== GIVEN RECORDS ==
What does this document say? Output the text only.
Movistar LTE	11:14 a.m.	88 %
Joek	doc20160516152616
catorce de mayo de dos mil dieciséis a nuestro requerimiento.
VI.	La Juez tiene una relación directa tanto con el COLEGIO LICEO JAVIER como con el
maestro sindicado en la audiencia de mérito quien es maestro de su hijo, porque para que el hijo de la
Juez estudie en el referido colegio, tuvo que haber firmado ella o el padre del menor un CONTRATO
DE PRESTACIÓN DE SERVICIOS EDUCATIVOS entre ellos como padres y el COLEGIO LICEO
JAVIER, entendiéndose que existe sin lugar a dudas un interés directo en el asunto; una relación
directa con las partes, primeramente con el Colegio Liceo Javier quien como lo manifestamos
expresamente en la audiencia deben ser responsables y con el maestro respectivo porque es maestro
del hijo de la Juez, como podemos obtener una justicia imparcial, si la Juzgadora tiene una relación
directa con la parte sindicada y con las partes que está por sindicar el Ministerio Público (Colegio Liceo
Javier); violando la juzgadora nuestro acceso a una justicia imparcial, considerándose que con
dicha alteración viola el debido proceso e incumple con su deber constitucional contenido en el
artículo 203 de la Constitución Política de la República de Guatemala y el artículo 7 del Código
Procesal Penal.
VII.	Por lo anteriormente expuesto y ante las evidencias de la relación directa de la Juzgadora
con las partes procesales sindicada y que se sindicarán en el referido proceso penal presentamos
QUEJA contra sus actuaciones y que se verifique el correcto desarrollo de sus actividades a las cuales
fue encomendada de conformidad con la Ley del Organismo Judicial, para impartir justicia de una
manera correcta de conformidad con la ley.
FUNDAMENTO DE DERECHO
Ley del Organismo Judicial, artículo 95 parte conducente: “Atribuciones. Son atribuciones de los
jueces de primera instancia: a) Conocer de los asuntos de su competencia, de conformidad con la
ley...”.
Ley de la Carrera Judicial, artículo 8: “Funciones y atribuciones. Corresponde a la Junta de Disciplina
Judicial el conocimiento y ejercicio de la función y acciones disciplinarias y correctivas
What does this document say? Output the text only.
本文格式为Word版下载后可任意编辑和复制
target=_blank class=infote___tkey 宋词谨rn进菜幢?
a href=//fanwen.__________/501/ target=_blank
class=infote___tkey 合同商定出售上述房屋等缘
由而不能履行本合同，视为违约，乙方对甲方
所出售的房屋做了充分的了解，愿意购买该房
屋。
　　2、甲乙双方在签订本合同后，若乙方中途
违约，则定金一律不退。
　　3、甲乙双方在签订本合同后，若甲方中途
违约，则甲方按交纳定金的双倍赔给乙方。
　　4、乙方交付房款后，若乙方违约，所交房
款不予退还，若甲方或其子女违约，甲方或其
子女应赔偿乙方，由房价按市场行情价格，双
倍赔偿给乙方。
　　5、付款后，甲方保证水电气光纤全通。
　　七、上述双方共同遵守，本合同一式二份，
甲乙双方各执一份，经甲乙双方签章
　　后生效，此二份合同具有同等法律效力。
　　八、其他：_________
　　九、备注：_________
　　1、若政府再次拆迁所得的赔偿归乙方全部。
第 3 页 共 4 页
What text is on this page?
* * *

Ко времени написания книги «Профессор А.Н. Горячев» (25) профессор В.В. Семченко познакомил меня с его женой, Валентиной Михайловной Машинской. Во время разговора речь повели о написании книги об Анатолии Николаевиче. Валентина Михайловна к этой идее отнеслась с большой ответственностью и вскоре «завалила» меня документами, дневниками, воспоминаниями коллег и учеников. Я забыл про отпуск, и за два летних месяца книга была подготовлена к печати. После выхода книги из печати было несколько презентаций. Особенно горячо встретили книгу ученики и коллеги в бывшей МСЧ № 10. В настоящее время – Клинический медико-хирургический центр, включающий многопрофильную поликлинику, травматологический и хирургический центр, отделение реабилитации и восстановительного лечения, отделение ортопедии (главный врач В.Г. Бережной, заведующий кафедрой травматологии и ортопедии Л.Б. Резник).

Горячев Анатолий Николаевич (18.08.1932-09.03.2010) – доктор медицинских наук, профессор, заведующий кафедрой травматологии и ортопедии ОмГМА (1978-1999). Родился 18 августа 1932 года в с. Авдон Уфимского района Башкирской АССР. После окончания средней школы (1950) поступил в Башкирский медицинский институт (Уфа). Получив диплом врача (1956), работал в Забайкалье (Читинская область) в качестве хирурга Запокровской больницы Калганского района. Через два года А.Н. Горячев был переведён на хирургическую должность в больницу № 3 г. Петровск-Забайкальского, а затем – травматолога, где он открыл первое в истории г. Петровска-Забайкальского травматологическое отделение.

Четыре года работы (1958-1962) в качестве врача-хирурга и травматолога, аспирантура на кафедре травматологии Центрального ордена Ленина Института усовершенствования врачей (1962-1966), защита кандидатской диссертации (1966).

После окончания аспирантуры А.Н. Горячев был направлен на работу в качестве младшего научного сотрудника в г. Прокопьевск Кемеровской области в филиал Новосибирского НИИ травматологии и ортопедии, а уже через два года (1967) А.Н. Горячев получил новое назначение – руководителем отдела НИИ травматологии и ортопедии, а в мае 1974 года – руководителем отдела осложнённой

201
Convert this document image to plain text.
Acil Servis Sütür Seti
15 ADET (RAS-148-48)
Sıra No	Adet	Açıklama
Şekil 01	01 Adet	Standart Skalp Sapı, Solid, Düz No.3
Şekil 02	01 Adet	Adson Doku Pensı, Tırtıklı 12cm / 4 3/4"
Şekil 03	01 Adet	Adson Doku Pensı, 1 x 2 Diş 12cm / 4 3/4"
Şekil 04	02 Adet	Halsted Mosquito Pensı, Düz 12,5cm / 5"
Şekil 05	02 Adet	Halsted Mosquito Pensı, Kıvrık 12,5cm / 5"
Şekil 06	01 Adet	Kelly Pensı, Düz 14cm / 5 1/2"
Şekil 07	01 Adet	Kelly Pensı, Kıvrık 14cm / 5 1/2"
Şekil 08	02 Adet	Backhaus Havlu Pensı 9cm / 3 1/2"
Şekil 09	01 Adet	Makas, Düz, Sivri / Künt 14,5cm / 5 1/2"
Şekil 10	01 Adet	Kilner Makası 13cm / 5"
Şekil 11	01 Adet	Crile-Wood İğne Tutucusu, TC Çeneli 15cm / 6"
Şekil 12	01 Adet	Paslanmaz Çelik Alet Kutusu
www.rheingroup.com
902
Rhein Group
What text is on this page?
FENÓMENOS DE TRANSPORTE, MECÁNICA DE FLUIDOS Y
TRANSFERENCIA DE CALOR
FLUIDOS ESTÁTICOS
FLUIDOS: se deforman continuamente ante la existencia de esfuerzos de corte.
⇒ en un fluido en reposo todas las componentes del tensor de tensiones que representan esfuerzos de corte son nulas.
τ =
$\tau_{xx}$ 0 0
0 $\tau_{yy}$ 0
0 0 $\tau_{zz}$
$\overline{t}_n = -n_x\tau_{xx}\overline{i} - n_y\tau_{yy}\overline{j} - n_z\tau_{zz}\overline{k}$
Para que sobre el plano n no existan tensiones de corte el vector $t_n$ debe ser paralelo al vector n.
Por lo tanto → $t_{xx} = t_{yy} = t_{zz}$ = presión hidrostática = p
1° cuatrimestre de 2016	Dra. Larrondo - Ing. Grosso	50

== WRITTEN EXERCISE ==
From the line containing "Convert this document image to plain text." down to the final line of the data, write out every line exactly; both the first and last of these belong in your answer, and nothing else does.

== ANSWER TO THIS TASK ==
Convert this document image to plain text.
Acil Servis Sütür Seti
15 ADET (RAS-148-48)
Sıra No	Adet	Açıklama
Şekil 01	01 Adet	Standart Skalp Sapı, Solid, Düz No.3
Şekil 02	01 Adet	Adson Doku Pensı, Tırtıklı 12cm / 4 3/4"
Şekil 03	01 Adet	Adson Doku Pensı, 1 x 2 Diş 12cm / 4 3/4"
Şekil 04	02 Adet	Halsted Mosquito Pensı, Düz 12,5cm / 5"
Şekil 05	02 Adet	Halsted Mosquito Pensı, Kıvrık 12,5cm / 5"
Şekil 06	01 Adet	Kelly Pensı, Düz 14cm / 5 1/2"
Şekil 07	01 Adet	Kelly Pensı, Kıvrık 14cm / 5 1/2"
Şekil 08	02 Adet	Backhaus Havlu Pensı 9cm / 3 1/2"
Şekil 09	01 Adet	Makas, Düz, Sivri / Künt 14,5cm / 5 1/2"
Şekil 10	01 Adet	Kilner Makası 13cm / 5"
Şekil 11	01 Adet	Crile-Wood İğne Tutucusu, TC Çeneli 15cm / 6"
Şekil 12	01 Adet	Paslanmaz Çelik Alet Kutusu
www.rheingroup.com
902
Rhein Group
What text is on this page?
FENÓMENOS DE TRANSPORTE, MECÁNICA DE FLUIDOS Y
TRANSFERENCIA DE CALOR
FLUIDOS ESTÁTICOS
FLUIDOS: se deforman continuamente ante la existencia de esfuerzos de corte.
⇒ en un fluido en reposo todas las componentes del tensor de tensiones que representan esfuerzos de corte son nulas.
τ =
$\tau_{xx}$ 0 0
0 $\tau_{yy}$ 0
0 0 $\tau_{zz}$
$\overline{t}_n = -n_x\tau_{xx}\overline{i} - n_y\tau_{yy}\overline{j} - n_z\tau_{zz}\overline{k}$
Para que sobre el plano n no existan tensiones de corte el vector $t_n$ debe ser paralelo al vector n.
Por lo tanto → $t_{xx} = t_{yy} = t_{zz}$ = presión hidrostática = p
1° cuatrimestre de 2016	Dra. Larrondo - Ing. Grosso	50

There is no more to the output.